[Items from a dataset]
-- Opening Marker --

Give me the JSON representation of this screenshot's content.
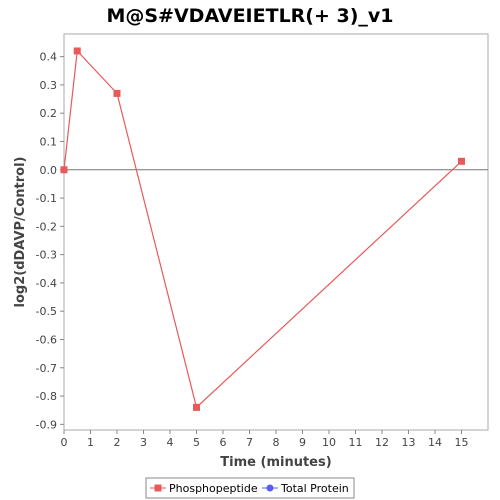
{
  "chart_data": {
    "type": "line",
    "title": "M@S#VDAVEIETLR(+ 3)_v1",
    "xlabel": "Time (minutes)",
    "ylabel": "log2(dDAVP/Control)",
    "xlim": [
      0,
      16
    ],
    "ylim": [
      -0.92,
      0.48
    ],
    "x_ticks": [
      0,
      1,
      2,
      3,
      4,
      5,
      6,
      7,
      8,
      9,
      10,
      11,
      12,
      13,
      14,
      15
    ],
    "y_ticks": [
      0.4,
      0.3,
      0.2,
      0.1,
      0.0,
      -0.1,
      -0.2,
      -0.3,
      -0.4,
      -0.5,
      -0.6,
      -0.7,
      -0.8,
      -0.9
    ],
    "y_tick_labels": [
      "0.4",
      "0.3",
      "0.2",
      "0.1",
      "0.0",
      "-0.1",
      "-0.2",
      "-0.3",
      "-0.4",
      "-0.5",
      "-0.6",
      "-0.7",
      "-0.8",
      "-0.9"
    ],
    "zero_line": true,
    "grid": false,
    "legend_position": "bottom",
    "series": [
      {
        "name": "Phosphopeptide",
        "color": "#e8595a",
        "marker": "square",
        "x": [
          0,
          0.5,
          2,
          5,
          15
        ],
        "y": [
          0.0,
          0.42,
          0.27,
          -0.84,
          0.03
        ]
      },
      {
        "name": "Total Protein",
        "color": "#5b5bf0",
        "marker": "circle",
        "x": [],
        "y": []
      }
    ]
  }
}
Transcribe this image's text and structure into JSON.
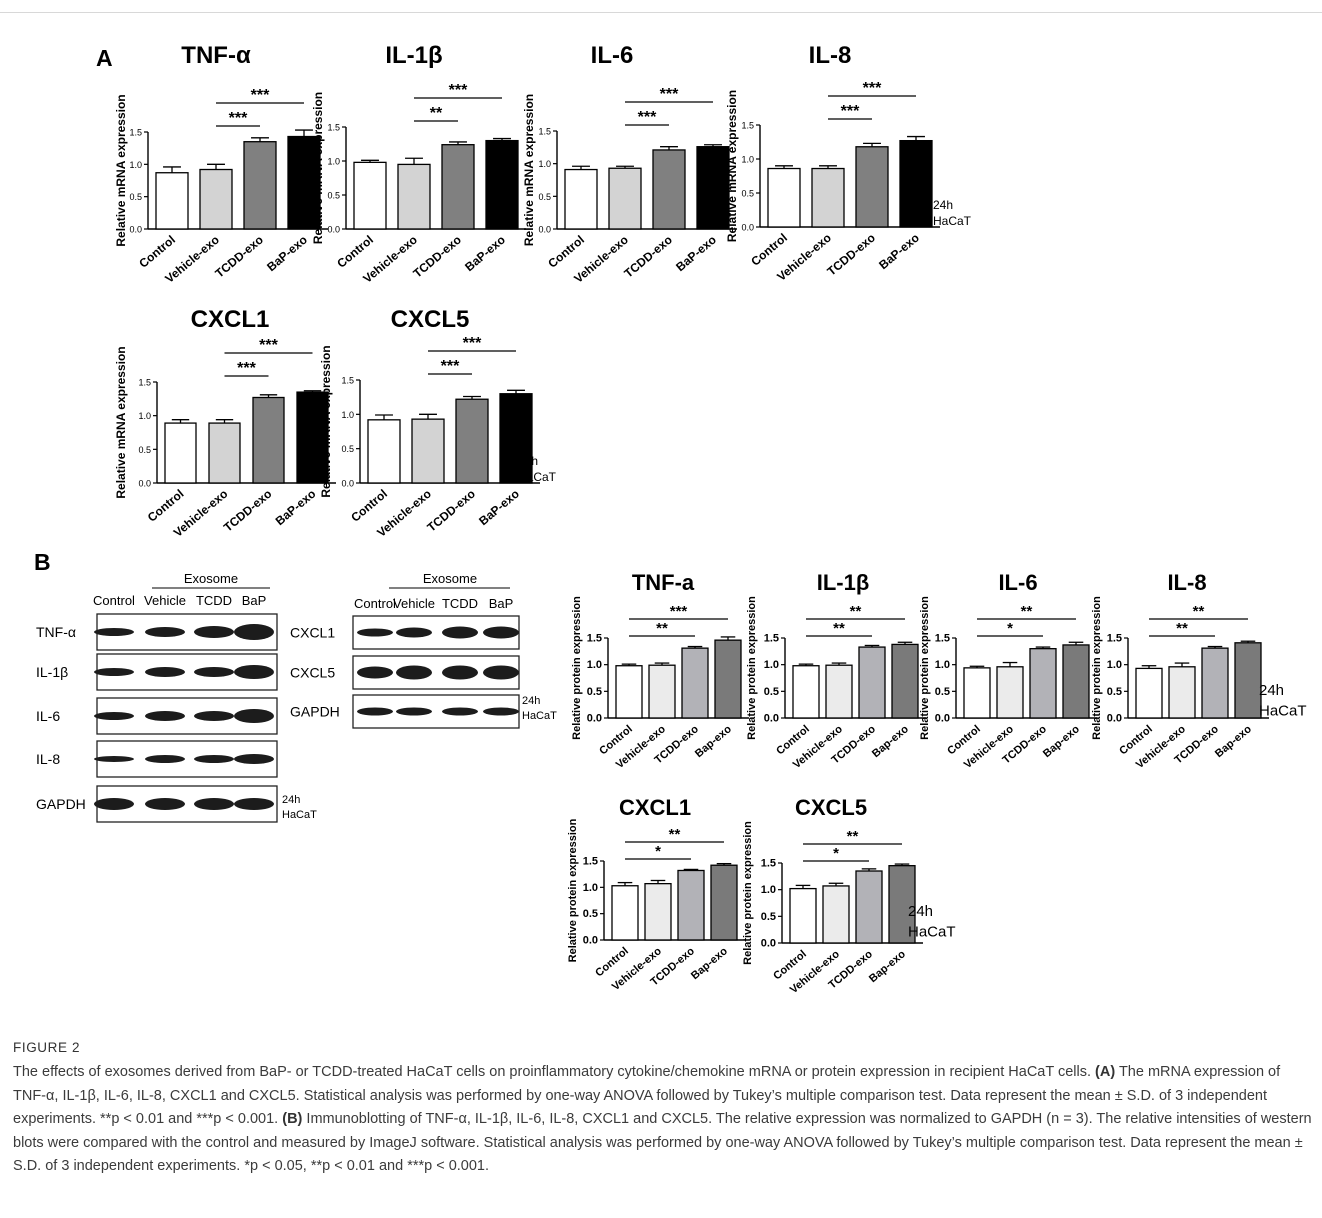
{
  "figure": {
    "panel_a": "A",
    "panel_b": "B",
    "time_label": "24h",
    "cell_label": "HaCaT"
  },
  "blots": {
    "exosome_label": "Exosome",
    "left_columns": [
      "Control",
      "Vehicle",
      "TCDD",
      "BaP"
    ],
    "left_rows": [
      "TNF-α",
      "IL-1β",
      "IL-6",
      "IL-8",
      "GAPDH"
    ],
    "right_columns": [
      "Control",
      "Vehicle",
      "TCDD",
      "BaP"
    ],
    "right_rows": [
      "CXCL1",
      "CXCL5",
      "GAPDH"
    ]
  },
  "chart_data": [
    {
      "type": "bar",
      "panel": "A",
      "title": "TNF-α",
      "ylabel": "Relative mRNA expression",
      "categories": [
        "Control",
        "Vehicle-exo",
        "TCDD-exo",
        "BaP-exo"
      ],
      "values": [
        0.87,
        0.92,
        1.35,
        1.43
      ],
      "errors": [
        0.09,
        0.08,
        0.06,
        0.1
      ],
      "ylim": [
        0,
        1.5
      ],
      "yticks": [
        "0.0",
        "0.5",
        "1.0",
        "1.5"
      ],
      "bar_colors": [
        "#ffffff",
        "#d3d3d3",
        "#808080",
        "#000000"
      ],
      "significance": [
        {
          "from": "Vehicle-exo",
          "to": "TCDD-exo",
          "label": "***"
        },
        {
          "from": "Vehicle-exo",
          "to": "BaP-exo",
          "label": "***"
        }
      ]
    },
    {
      "type": "bar",
      "panel": "A",
      "title": "IL-1β",
      "ylabel": "Relative mRNA expression",
      "categories": [
        "Control",
        "Vehicle-exo",
        "TCDD-exo",
        "BaP-exo"
      ],
      "values": [
        0.98,
        0.95,
        1.24,
        1.3
      ],
      "errors": [
        0.03,
        0.09,
        0.04,
        0.03
      ],
      "ylim": [
        0,
        1.5
      ],
      "yticks": [
        "0.0",
        "0.5",
        "1.0",
        "1.5"
      ],
      "bar_colors": [
        "#ffffff",
        "#d3d3d3",
        "#808080",
        "#000000"
      ],
      "significance": [
        {
          "from": "Vehicle-exo",
          "to": "TCDD-exo",
          "label": "**"
        },
        {
          "from": "Vehicle-exo",
          "to": "BaP-exo",
          "label": "***"
        }
      ]
    },
    {
      "type": "bar",
      "panel": "A",
      "title": "IL-6",
      "ylabel": "Relative mRNA expression",
      "categories": [
        "Control",
        "Vehicle-exo",
        "TCDD-exo",
        "BaP-exo"
      ],
      "values": [
        0.91,
        0.93,
        1.21,
        1.26
      ],
      "errors": [
        0.05,
        0.03,
        0.05,
        0.03
      ],
      "ylim": [
        0,
        1.5
      ],
      "yticks": [
        "0.0",
        "0.5",
        "1.0",
        "1.5"
      ],
      "bar_colors": [
        "#ffffff",
        "#d3d3d3",
        "#808080",
        "#000000"
      ],
      "significance": [
        {
          "from": "Vehicle-exo",
          "to": "TCDD-exo",
          "label": "***"
        },
        {
          "from": "Vehicle-exo",
          "to": "BaP-exo",
          "label": "***"
        }
      ]
    },
    {
      "type": "bar",
      "panel": "A",
      "title": "IL-8",
      "ylabel": "Relative mRNA expression",
      "categories": [
        "Control",
        "Vehicle-exo",
        "TCDD-exo",
        "BaP-exo"
      ],
      "values": [
        0.86,
        0.86,
        1.18,
        1.27
      ],
      "errors": [
        0.04,
        0.04,
        0.05,
        0.06
      ],
      "ylim": [
        0,
        1.5
      ],
      "yticks": [
        "0.0",
        "0.5",
        "1.0",
        "1.5"
      ],
      "bar_colors": [
        "#ffffff",
        "#d3d3d3",
        "#808080",
        "#000000"
      ],
      "significance": [
        {
          "from": "Vehicle-exo",
          "to": "TCDD-exo",
          "label": "***"
        },
        {
          "from": "Vehicle-exo",
          "to": "BaP-exo",
          "label": "***"
        }
      ]
    },
    {
      "type": "bar",
      "panel": "A",
      "title": "CXCL1",
      "ylabel": "Relative mRNA expression",
      "categories": [
        "Control",
        "Vehicle-exo",
        "TCDD-exo",
        "BaP-exo"
      ],
      "values": [
        0.89,
        0.89,
        1.27,
        1.35
      ],
      "errors": [
        0.05,
        0.05,
        0.04,
        0.02
      ],
      "ylim": [
        0,
        1.5
      ],
      "yticks": [
        "0.0",
        "0.5",
        "1.0",
        "1.5"
      ],
      "bar_colors": [
        "#ffffff",
        "#d3d3d3",
        "#808080",
        "#000000"
      ],
      "significance": [
        {
          "from": "Vehicle-exo",
          "to": "TCDD-exo",
          "label": "***"
        },
        {
          "from": "Vehicle-exo",
          "to": "BaP-exo",
          "label": "***"
        }
      ]
    },
    {
      "type": "bar",
      "panel": "A",
      "title": "CXCL5",
      "ylabel": "Relative mRNA expression",
      "categories": [
        "Control",
        "Vehicle-exo",
        "TCDD-exo",
        "BaP-exo"
      ],
      "values": [
        0.92,
        0.93,
        1.22,
        1.3
      ],
      "errors": [
        0.07,
        0.07,
        0.04,
        0.05
      ],
      "ylim": [
        0,
        1.5
      ],
      "yticks": [
        "0.0",
        "0.5",
        "1.0",
        "1.5"
      ],
      "bar_colors": [
        "#ffffff",
        "#d3d3d3",
        "#808080",
        "#000000"
      ],
      "significance": [
        {
          "from": "Vehicle-exo",
          "to": "TCDD-exo",
          "label": "***"
        },
        {
          "from": "Vehicle-exo",
          "to": "BaP-exo",
          "label": "***"
        }
      ]
    },
    {
      "type": "bar",
      "panel": "B",
      "title": "TNF-a",
      "ylabel": "Relative protein expression",
      "categories": [
        "Control",
        "Vehicle-exo",
        "TCDD-exo",
        "Bap-exo"
      ],
      "values": [
        0.98,
        0.99,
        1.31,
        1.46
      ],
      "errors": [
        0.03,
        0.04,
        0.03,
        0.06
      ],
      "ylim": [
        0,
        1.5
      ],
      "yticks": [
        "0.0",
        "0.5",
        "1.0",
        "1.5"
      ],
      "bar_colors": [
        "#ffffff",
        "#ebebeb",
        "#b2b2b7",
        "#7a7a7a"
      ],
      "significance": [
        {
          "from": "Control",
          "to": "TCDD-exo",
          "label": "**"
        },
        {
          "from": "Control",
          "to": "Bap-exo",
          "label": "***"
        }
      ]
    },
    {
      "type": "bar",
      "panel": "B",
      "title": "IL-1β",
      "ylabel": "Relative protein expression",
      "categories": [
        "Control",
        "Vehicle-exo",
        "TCDD-exo",
        "Bap-exo"
      ],
      "values": [
        0.98,
        0.99,
        1.33,
        1.38
      ],
      "errors": [
        0.03,
        0.04,
        0.03,
        0.04
      ],
      "ylim": [
        0,
        1.5
      ],
      "yticks": [
        "0.0",
        "0.5",
        "1.0",
        "1.5"
      ],
      "bar_colors": [
        "#ffffff",
        "#ebebeb",
        "#b2b2b7",
        "#7a7a7a"
      ],
      "significance": [
        {
          "from": "Control",
          "to": "TCDD-exo",
          "label": "**"
        },
        {
          "from": "Control",
          "to": "Bap-exo",
          "label": "**"
        }
      ]
    },
    {
      "type": "bar",
      "panel": "B",
      "title": "IL-6",
      "ylabel": "Relative protein expression",
      "categories": [
        "Control",
        "Vehicle-exo",
        "TCDD-exo",
        "Bap-exo"
      ],
      "values": [
        0.94,
        0.96,
        1.3,
        1.37
      ],
      "errors": [
        0.03,
        0.08,
        0.03,
        0.05
      ],
      "ylim": [
        0,
        1.5
      ],
      "yticks": [
        "0.0",
        "0.5",
        "1.0",
        "1.5"
      ],
      "bar_colors": [
        "#ffffff",
        "#ebebeb",
        "#b2b2b7",
        "#7a7a7a"
      ],
      "significance": [
        {
          "from": "Control",
          "to": "TCDD-exo",
          "label": "*"
        },
        {
          "from": "Control",
          "to": "Bap-exo",
          "label": "**"
        }
      ]
    },
    {
      "type": "bar",
      "panel": "B",
      "title": "IL-8",
      "ylabel": "Relative protein expression",
      "categories": [
        "Control",
        "Vehicle-exo",
        "TCDD-exo",
        "Bap-exo"
      ],
      "values": [
        0.93,
        0.96,
        1.31,
        1.41
      ],
      "errors": [
        0.05,
        0.07,
        0.03,
        0.03
      ],
      "ylim": [
        0,
        1.5
      ],
      "yticks": [
        "0.0",
        "0.5",
        "1.0",
        "1.5"
      ],
      "bar_colors": [
        "#ffffff",
        "#ebebeb",
        "#b2b2b7",
        "#7a7a7a"
      ],
      "significance": [
        {
          "from": "Control",
          "to": "TCDD-exo",
          "label": "**"
        },
        {
          "from": "Control",
          "to": "Bap-exo",
          "label": "**"
        }
      ]
    },
    {
      "type": "bar",
      "panel": "B",
      "title": "CXCL1",
      "ylabel": "Relative protein expression",
      "categories": [
        "Control",
        "Vehicle-exo",
        "TCDD-exo",
        "Bap-exo"
      ],
      "values": [
        1.03,
        1.07,
        1.32,
        1.42
      ],
      "errors": [
        0.06,
        0.06,
        0.02,
        0.03
      ],
      "ylim": [
        0,
        1.5
      ],
      "yticks": [
        "0.0",
        "0.5",
        "1.0",
        "1.5"
      ],
      "bar_colors": [
        "#ffffff",
        "#ebebeb",
        "#b2b2b7",
        "#7a7a7a"
      ],
      "significance": [
        {
          "from": "Control",
          "to": "TCDD-exo",
          "label": "*"
        },
        {
          "from": "Control",
          "to": "Bap-exo",
          "label": "**"
        }
      ]
    },
    {
      "type": "bar",
      "panel": "B",
      "title": "CXCL5",
      "ylabel": "Relative protein expression",
      "categories": [
        "Control",
        "Vehicle-exo",
        "TCDD-exo",
        "Bap-exo"
      ],
      "values": [
        1.02,
        1.07,
        1.35,
        1.45
      ],
      "errors": [
        0.06,
        0.05,
        0.04,
        0.03
      ],
      "ylim": [
        0,
        1.5
      ],
      "yticks": [
        "0.0",
        "0.5",
        "1.0",
        "1.5"
      ],
      "bar_colors": [
        "#ffffff",
        "#ebebeb",
        "#b2b2b7",
        "#7a7a7a"
      ],
      "significance": [
        {
          "from": "Control",
          "to": "TCDD-exo",
          "label": "*"
        },
        {
          "from": "Control",
          "to": "Bap-exo",
          "label": "**"
        }
      ]
    }
  ],
  "caption": {
    "label": "FIGURE 2",
    "text": "The effects of exosomes derived from BaP- or TCDD-treated HaCaT cells on proinflammatory cytokine/chemokine mRNA or protein expression in recipient HaCaT cells. (A) The mRNA expression of TNF-α, IL-1β, IL-6, IL-8, CXCL1 and CXCL5. Statistical analysis was performed by one-way ANOVA followed by Tukey’s multiple comparison test. Data represent the mean ± S.D. of 3 independent experiments. **p < 0.01 and ***p < 0.001. (B) Immunoblotting of TNF-α, IL-1β, IL-6, IL-8, CXCL1 and CXCL5. The relative expression was normalized to GAPDH (n = 3). The relative intensities of western blots were compared with the control and measured by ImageJ software. Statistical analysis was performed by one-way ANOVA followed by Tukey’s multiple comparison test. Data represent the mean ± S.D. of 3 independent experiments. *p < 0.05, **p < 0.01 and ***p < 0.001."
  }
}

-- Closing Marker --

_What this task involves_
Reply with only the number of lines in the entries that contain the word "HaCaT".

_Solution for this problem_
2